__Exercise instructions__
Please print exactly the lines running from the one that contains "Give me a plain-text" to the end of the data, with both lines included.

|---|

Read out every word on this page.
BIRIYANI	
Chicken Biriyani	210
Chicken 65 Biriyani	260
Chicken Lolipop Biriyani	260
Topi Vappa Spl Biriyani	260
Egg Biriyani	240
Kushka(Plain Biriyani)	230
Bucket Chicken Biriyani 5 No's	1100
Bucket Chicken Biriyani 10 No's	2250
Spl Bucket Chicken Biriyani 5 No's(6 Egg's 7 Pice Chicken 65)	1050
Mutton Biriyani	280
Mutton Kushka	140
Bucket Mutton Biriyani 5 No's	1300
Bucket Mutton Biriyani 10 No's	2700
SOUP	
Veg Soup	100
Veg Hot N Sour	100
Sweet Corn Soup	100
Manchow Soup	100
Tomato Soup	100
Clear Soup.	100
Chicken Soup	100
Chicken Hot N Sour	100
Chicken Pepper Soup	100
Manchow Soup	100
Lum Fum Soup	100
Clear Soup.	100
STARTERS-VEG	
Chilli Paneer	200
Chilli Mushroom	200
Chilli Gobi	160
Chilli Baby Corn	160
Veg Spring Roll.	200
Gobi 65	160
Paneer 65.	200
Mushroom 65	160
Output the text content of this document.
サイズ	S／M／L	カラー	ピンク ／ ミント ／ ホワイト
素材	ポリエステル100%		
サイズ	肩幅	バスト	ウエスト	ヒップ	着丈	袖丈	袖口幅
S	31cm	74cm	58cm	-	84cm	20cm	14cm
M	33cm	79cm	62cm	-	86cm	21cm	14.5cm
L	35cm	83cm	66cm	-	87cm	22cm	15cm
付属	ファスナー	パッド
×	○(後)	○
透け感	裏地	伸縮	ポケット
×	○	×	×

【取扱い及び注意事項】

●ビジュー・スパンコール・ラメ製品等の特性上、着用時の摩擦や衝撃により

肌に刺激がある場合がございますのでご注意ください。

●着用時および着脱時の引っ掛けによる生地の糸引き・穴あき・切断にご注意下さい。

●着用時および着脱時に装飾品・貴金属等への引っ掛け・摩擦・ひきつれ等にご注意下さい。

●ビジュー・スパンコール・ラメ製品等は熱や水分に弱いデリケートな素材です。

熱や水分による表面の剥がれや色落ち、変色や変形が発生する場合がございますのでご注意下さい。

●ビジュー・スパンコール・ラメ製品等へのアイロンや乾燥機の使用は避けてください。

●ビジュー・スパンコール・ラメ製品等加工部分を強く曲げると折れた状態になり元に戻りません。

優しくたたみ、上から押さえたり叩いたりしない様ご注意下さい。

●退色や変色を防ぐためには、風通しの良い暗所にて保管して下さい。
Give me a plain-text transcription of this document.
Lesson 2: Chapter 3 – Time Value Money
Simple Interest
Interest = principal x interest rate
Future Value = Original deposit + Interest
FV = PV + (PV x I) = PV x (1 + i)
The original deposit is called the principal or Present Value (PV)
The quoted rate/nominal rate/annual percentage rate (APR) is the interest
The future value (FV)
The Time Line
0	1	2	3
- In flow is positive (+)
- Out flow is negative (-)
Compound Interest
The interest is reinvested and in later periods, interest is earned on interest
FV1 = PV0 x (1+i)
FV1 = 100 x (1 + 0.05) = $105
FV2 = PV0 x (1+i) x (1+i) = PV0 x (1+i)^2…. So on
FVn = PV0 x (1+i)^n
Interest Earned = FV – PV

|---|

__Solution below__
Give me a plain-text transcription of this document.
Lesson 2: Chapter 3 – Time Value Money
Simple Interest
Interest = principal x interest rate
Future Value = Original deposit + Interest
FV = PV + (PV x I) = PV x (1 + i)
The original deposit is called the principal or Present Value (PV)
The quoted rate/nominal rate/annual percentage rate (APR) is the interest
The future value (FV)
The Time Line
0	1	2	3
- In flow is positive (+)
- Out flow is negative (-)
Compound Interest
The interest is reinvested and in later periods, interest is earned on interest
FV1 = PV0 x (1+i)
FV1 = 100 x (1 + 0.05) = $105
FV2 = PV0 x (1+i) x (1+i) = PV0 x (1+i)^2…. So on
FVn = PV0 x (1+i)^n
Interest Earned = FV – PV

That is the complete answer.